■ **Exercise goal**
The listing below should be printed exactly, every line of it. Skip the pictures.

***

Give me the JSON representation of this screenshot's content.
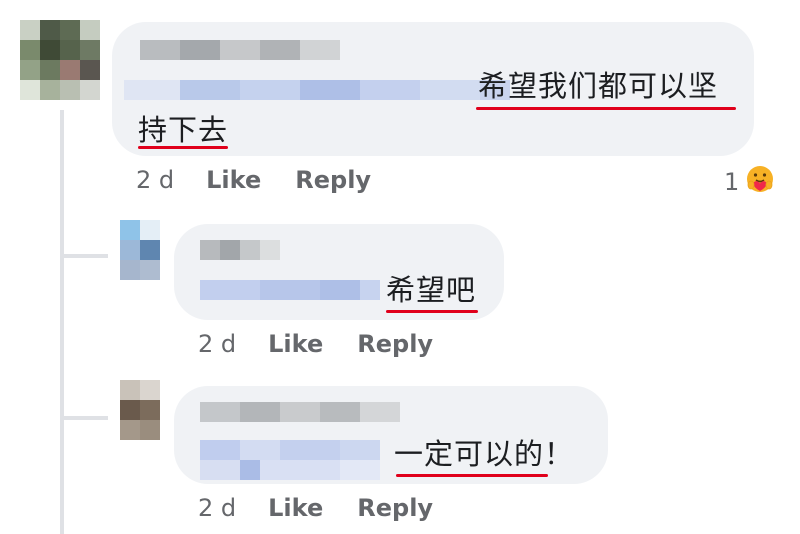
{
  "comments": [
    {
      "text_line1": "希望我们都可以坚",
      "text_line2": "持下去",
      "time": "2 d",
      "like_label": "Like",
      "reply_label": "Reply",
      "reaction_count": "1",
      "reaction_icon": "care-emoji-icon"
    },
    {
      "text": "希望吧",
      "time": "2 d",
      "like_label": "Like",
      "reply_label": "Reply"
    },
    {
      "text": "一定可以的！",
      "time": "2 d",
      "like_label": "Like",
      "reply_label": "Reply"
    }
  ],
  "colors": {
    "bubble": "#f0f2f5",
    "meta_text": "#65676b",
    "underline": "#e0001b",
    "thread_line": "#dfe1e5"
  }
}
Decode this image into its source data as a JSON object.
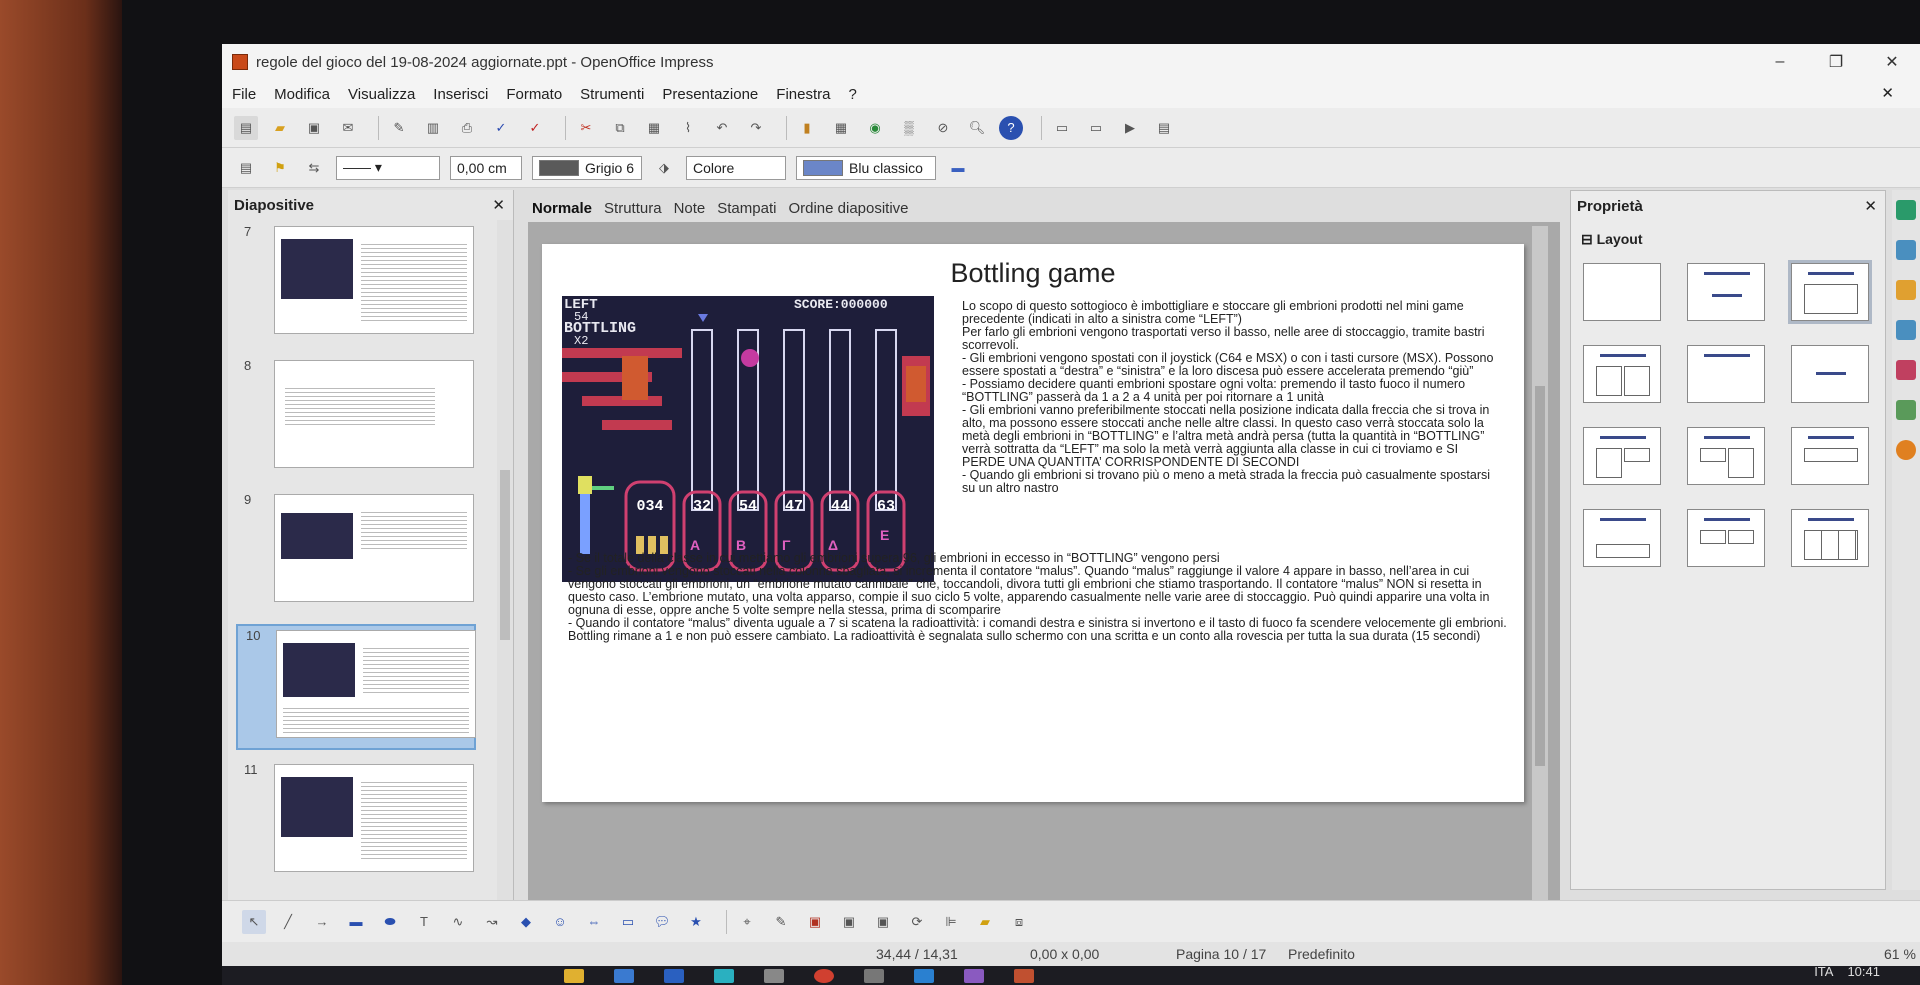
{
  "window": {
    "title": "regole del gioco del 19-08-2024 aggiornate.ppt - OpenOffice Impress",
    "controls": [
      "–",
      "❐",
      "✕"
    ]
  },
  "menu": [
    "File",
    "Modifica",
    "Visualizza",
    "Inserisci",
    "Formato",
    "Strumenti",
    "Presentazione",
    "Finestra",
    "?"
  ],
  "toolbar2": {
    "line_width": "0,00 cm",
    "line_color": "Grigio 6",
    "area_style": "Colore",
    "area_color": "Blu classico",
    "colors": {
      "line_swatch": "#5a5a5a",
      "area_swatch": "#6b86c8"
    }
  },
  "slides_panel": {
    "title": "Diapositive",
    "close": "✕",
    "slides": [
      {
        "number": "7",
        "selected": false
      },
      {
        "number": "8",
        "selected": false
      },
      {
        "number": "9",
        "selected": false
      },
      {
        "number": "10",
        "selected": true
      },
      {
        "number": "11",
        "selected": false
      }
    ]
  },
  "view_tabs": [
    "Normale",
    "Struttura",
    "Note",
    "Stampati",
    "Ordine diapositive"
  ],
  "slide": {
    "title": "Bottling game",
    "paragraphs_right": [
      "Lo scopo di questo sottogioco è imbottigliare e stoccare gli embrioni prodotti nel mini game precedente (indicati in alto a sinistra come “LEFT”)",
      "Per farlo gli embrioni vengono trasportati verso il basso, nelle aree di stoccaggio, tramite bastri scorrevoli.",
      "- Gli embrioni vengono spostati con il joystick (C64 e MSX) o con i tasti cursore (MSX). Possono essere spostati a “destra” e “sinistra” e la loro discesa può essere accelerata premendo “giù”",
      "- Possiamo decidere quanti embrioni spostare ogni volta: premendo il tasto fuoco il numero “BOTTLING” passerà da 1 a 2 a 4 unità per poi ritornare a 1 unità",
      "- Gli embrioni vanno preferibilmente stoccati nella posizione indicata dalla freccia che si trova in alto, ma possono essere stoccati anche nelle altre classi. In questo caso verrà stoccata solo la metà degli embrioni in “BOTTLING” e l’altra metà andrà persa (tutta la quantità in “BOTTLING” verrà sottratta da “LEFT” ma solo la metà verrà aggiunta alla classe in cui ci troviamo e SI PERDE UNA QUANTITA’ CORRISPONDENTE DI SECONDI",
      "- Quando gli embrioni si trovano più o meno a metà strada la freccia può casualmente spostarsi su un altro nastro"
    ],
    "paragraphs_bottom": [
      "- Se il totale della classe in cui mettiamo gli embrioni supera 96, gli embrioni in eccesso in “BOTTLING” vengono persi",
      "- Se gli embrioni vengono stoccati nella colonna sbagliata, si incrementa il contatore “malus”. Quando “malus” raggiunge il valore 4 appare in basso, nell’area in cui vengono stoccati gli embrioni, un “embrione mutato cannibale” che, toccandoli, divora tutti gli embrioni che stiamo trasportando. Il contatore “malus” NON si resetta in questo caso. L’embrione mutato, una volta apparso, compie il suo ciclo 5 volte, apparendo casualmente nelle varie aree di stoccaggio. Può quindi apparire una volta in ognuna di esse, oppre anche 5 volte sempre nella stessa, prima di scomparire",
      "- Quando il contatore “malus” diventa uguale a 7 si scatena la radioattività: i comandi destra e sinistra si invertono e il tasto di fuoco fa scendere velocemente gli embrioni. Bottling rimane a 1 e non può essere cambiato. La radioattività è segnalata sullo schermo con una scritta e un conto alla rovescia per tutta la sua durata (15 secondi)"
    ],
    "game": {
      "left_label": "LEFT",
      "left_value": "54",
      "bottling_label": "BOTTLING",
      "bottling_value": "X2",
      "score_label": "SCORE:000000",
      "counts": [
        "034",
        "32",
        "54",
        "47",
        "44",
        "63"
      ],
      "class_letters": [
        "",
        "A",
        "B",
        "Γ",
        "Δ",
        "E"
      ]
    }
  },
  "properties": {
    "title": "Proprietà",
    "close": "✕",
    "section": "⊟ Layout"
  },
  "status": {
    "position": "34,44 / 14,31",
    "size": "0,00 x 0,00",
    "page": "Pagina 10 / 17",
    "master": "Predefinito",
    "zoom": "61 %"
  },
  "taskbar": {
    "language": "ITA",
    "time": "10:41"
  }
}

***

■ **Finished answer**
Give me the JSON representation of this screenshot's content.
{
  "comments": [
    {
      "text_line1": "希望我们都可以坚",
      "text_line2": "持下去",
      "time": "2 d",
      "like_label": "Like",
      "reply_label": "Reply",
      "reaction_count": "1",
      "reaction_icon": "care-emoji-icon"
    },
    {
      "text": "希望吧",
      "time": "2 d",
      "like_label": "Like",
      "reply_label": "Reply"
    },
    {
      "text": "一定可以的！",
      "time": "2 d",
      "like_label": "Like",
      "reply_label": "Reply"
    }
  ],
  "colors": {
    "bubble": "#f0f2f5",
    "meta_text": "#65676b",
    "underline": "#e0001b",
    "thread_line": "#dfe1e5"
  }
}
Decode this image into its source data as a JSON object.
{
  "window": {
    "title": "regole del gioco del 19-08-2024 aggiornate.ppt - OpenOffice Impress",
    "controls": [
      "–",
      "❐",
      "✕"
    ]
  },
  "menu": [
    "File",
    "Modifica",
    "Visualizza",
    "Inserisci",
    "Formato",
    "Strumenti",
    "Presentazione",
    "Finestra",
    "?"
  ],
  "toolbar2": {
    "line_width": "0,00 cm",
    "line_color": "Grigio 6",
    "area_style": "Colore",
    "area_color": "Blu classico",
    "colors": {
      "line_swatch": "#5a5a5a",
      "area_swatch": "#6b86c8"
    }
  },
  "slides_panel": {
    "title": "Diapositive",
    "close": "✕",
    "slides": [
      {
        "number": "7",
        "selected": false
      },
      {
        "number": "8",
        "selected": false
      },
      {
        "number": "9",
        "selected": false
      },
      {
        "number": "10",
        "selected": true
      },
      {
        "number": "11",
        "selected": false
      }
    ]
  },
  "view_tabs": [
    "Normale",
    "Struttura",
    "Note",
    "Stampati",
    "Ordine diapositive"
  ],
  "slide": {
    "title": "Bottling game",
    "paragraphs_right": [
      "Lo scopo di questo sottogioco è imbottigliare e stoccare gli embrioni prodotti nel mini game precedente (indicati in alto a sinistra come “LEFT”)",
      "Per farlo gli embrioni vengono trasportati verso il basso, nelle aree di stoccaggio, tramite bastri scorrevoli.",
      "- Gli embrioni vengono spostati con il joystick (C64 e MSX) o con i tasti cursore (MSX). Possono essere spostati a “destra” e “sinistra” e la loro discesa può essere accelerata premendo “giù”",
      "- Possiamo decidere quanti embrioni spostare ogni volta: premendo il tasto fuoco il numero “BOTTLING” passerà da 1 a 2 a 4 unità per poi ritornare a 1 unità",
      "- Gli embrioni vanno preferibilmente stoccati nella posizione indicata dalla freccia che si trova in alto, ma possono essere stoccati anche nelle altre classi. In questo caso verrà stoccata solo la metà degli embrioni in “BOTTLING” e l’altra metà andrà persa (tutta la quantità in “BOTTLING” verrà sottratta da “LEFT” ma solo la metà verrà aggiunta alla classe in cui ci troviamo e SI PERDE UNA QUANTITA’ CORRISPONDENTE DI SECONDI",
      "- Quando gli embrioni si trovano più o meno a metà strada la freccia può casualmente spostarsi su un altro nastro"
    ],
    "paragraphs_bottom": [
      "- Se il totale della classe in cui mettiamo gli embrioni supera 96, gli embrioni in eccesso in “BOTTLING” vengono persi",
      "- Se gli embrioni vengono stoccati nella colonna sbagliata, si incrementa il contatore “malus”. Quando “malus” raggiunge il valore 4 appare in basso, nell’area in cui vengono stoccati gli embrioni, un “embrione mutato cannibale” che, toccandoli, divora tutti gli embrioni che stiamo trasportando. Il contatore “malus” NON si resetta in questo caso. L’embrione mutato, una volta apparso, compie il suo ciclo 5 volte, apparendo casualmente nelle varie aree di stoccaggio. Può quindi apparire una volta in ognuna di esse, oppre anche 5 volte sempre nella stessa, prima di scomparire",
      "- Quando il contatore “malus” diventa uguale a 7 si scatena la radioattività: i comandi destra e sinistra si invertono e il tasto di fuoco fa scendere velocemente gli embrioni. Bottling rimane a 1 e non può essere cambiato. La radioattività è segnalata sullo schermo con una scritta e un conto alla rovescia per tutta la sua durata (15 secondi)"
    ],
    "game": {
      "left_label": "LEFT",
      "left_value": "54",
      "bottling_label": "BOTTLING",
      "bottling_value": "X2",
      "score_label": "SCORE:000000",
      "counts": [
        "034",
        "32",
        "54",
        "47",
        "44",
        "63"
      ],
      "class_letters": [
        "",
        "A",
        "B",
        "Γ",
        "Δ",
        "E"
      ]
    }
  },
  "properties": {
    "title": "Proprietà",
    "close": "✕",
    "section": "⊟ Layout"
  },
  "status": {
    "position": "34,44 / 14,31",
    "size": "0,00 x 0,00",
    "page": "Pagina 10 / 17",
    "master": "Predefinito",
    "zoom": "61 %"
  },
  "taskbar": {
    "language": "ITA",
    "time": "10:41"
  }
}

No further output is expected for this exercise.